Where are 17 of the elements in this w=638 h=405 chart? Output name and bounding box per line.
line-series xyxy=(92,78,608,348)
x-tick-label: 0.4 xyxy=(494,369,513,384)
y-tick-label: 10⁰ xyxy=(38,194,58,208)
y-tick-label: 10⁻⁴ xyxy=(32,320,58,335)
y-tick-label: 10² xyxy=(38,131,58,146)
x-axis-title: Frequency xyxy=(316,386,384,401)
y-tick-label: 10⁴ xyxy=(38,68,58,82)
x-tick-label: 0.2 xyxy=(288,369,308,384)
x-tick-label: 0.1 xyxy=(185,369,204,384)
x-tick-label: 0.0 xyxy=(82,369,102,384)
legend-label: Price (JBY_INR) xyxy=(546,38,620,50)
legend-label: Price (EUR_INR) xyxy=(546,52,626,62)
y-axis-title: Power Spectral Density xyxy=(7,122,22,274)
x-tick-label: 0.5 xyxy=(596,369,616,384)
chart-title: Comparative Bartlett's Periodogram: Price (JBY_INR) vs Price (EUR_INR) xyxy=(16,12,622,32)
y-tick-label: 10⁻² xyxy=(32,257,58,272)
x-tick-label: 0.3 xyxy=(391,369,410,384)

═══

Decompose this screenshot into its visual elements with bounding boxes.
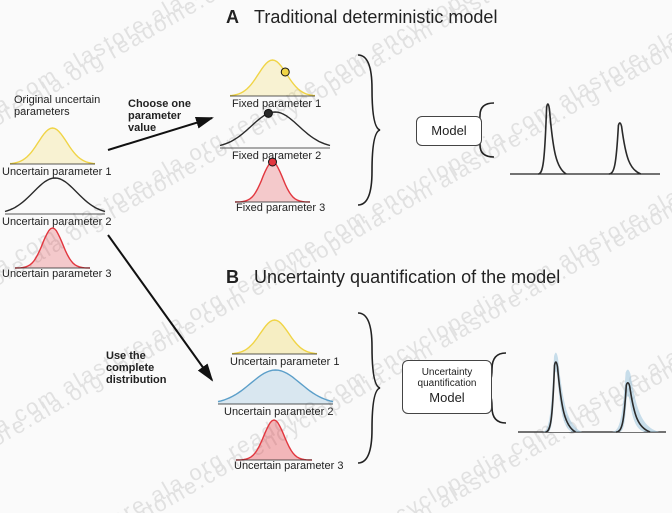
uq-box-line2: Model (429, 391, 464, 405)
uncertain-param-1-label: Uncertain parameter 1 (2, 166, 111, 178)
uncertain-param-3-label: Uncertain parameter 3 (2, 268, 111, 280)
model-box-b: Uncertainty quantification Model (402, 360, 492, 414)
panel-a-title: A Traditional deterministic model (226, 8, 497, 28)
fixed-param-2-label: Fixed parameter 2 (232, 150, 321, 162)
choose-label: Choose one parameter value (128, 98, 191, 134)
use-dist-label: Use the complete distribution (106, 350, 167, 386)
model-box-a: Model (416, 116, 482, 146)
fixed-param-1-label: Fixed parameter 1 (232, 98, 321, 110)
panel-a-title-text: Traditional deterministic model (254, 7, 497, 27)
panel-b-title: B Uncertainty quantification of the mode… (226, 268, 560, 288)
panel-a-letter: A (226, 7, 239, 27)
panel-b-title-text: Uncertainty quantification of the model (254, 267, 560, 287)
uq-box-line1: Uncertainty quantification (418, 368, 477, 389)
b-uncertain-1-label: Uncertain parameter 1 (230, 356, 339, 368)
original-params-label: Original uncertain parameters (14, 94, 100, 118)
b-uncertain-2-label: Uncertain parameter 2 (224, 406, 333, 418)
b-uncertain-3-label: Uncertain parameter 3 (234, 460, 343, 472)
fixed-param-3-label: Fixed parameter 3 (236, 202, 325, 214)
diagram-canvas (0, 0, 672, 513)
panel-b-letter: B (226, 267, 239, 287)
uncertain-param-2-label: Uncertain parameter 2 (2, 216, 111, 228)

═══

Return unchanged the lines of the data above, starting with the line that contains "uq-box-line2: Model (429, 391, 464, 405)" and going on through the line that contains "fixed-param-1-label: Fixed parameter". Include both of those lines.

uq-box-line2: Model (429, 391, 464, 405)
uncertain-param-1-label: Uncertain parameter 1 (2, 166, 111, 178)
uncertain-param-3-label: Uncertain parameter 3 (2, 268, 111, 280)
model-box-b: Uncertainty quantification Model (402, 360, 492, 414)
panel-a-title: A Traditional deterministic model (226, 8, 497, 28)
fixed-param-2-label: Fixed parameter 2 (232, 150, 321, 162)
choose-label: Choose one parameter value (128, 98, 191, 134)
use-dist-label: Use the complete distribution (106, 350, 167, 386)
model-box-a: Model (416, 116, 482, 146)
fixed-param-1-label: Fixed parameter 1 (232, 98, 321, 110)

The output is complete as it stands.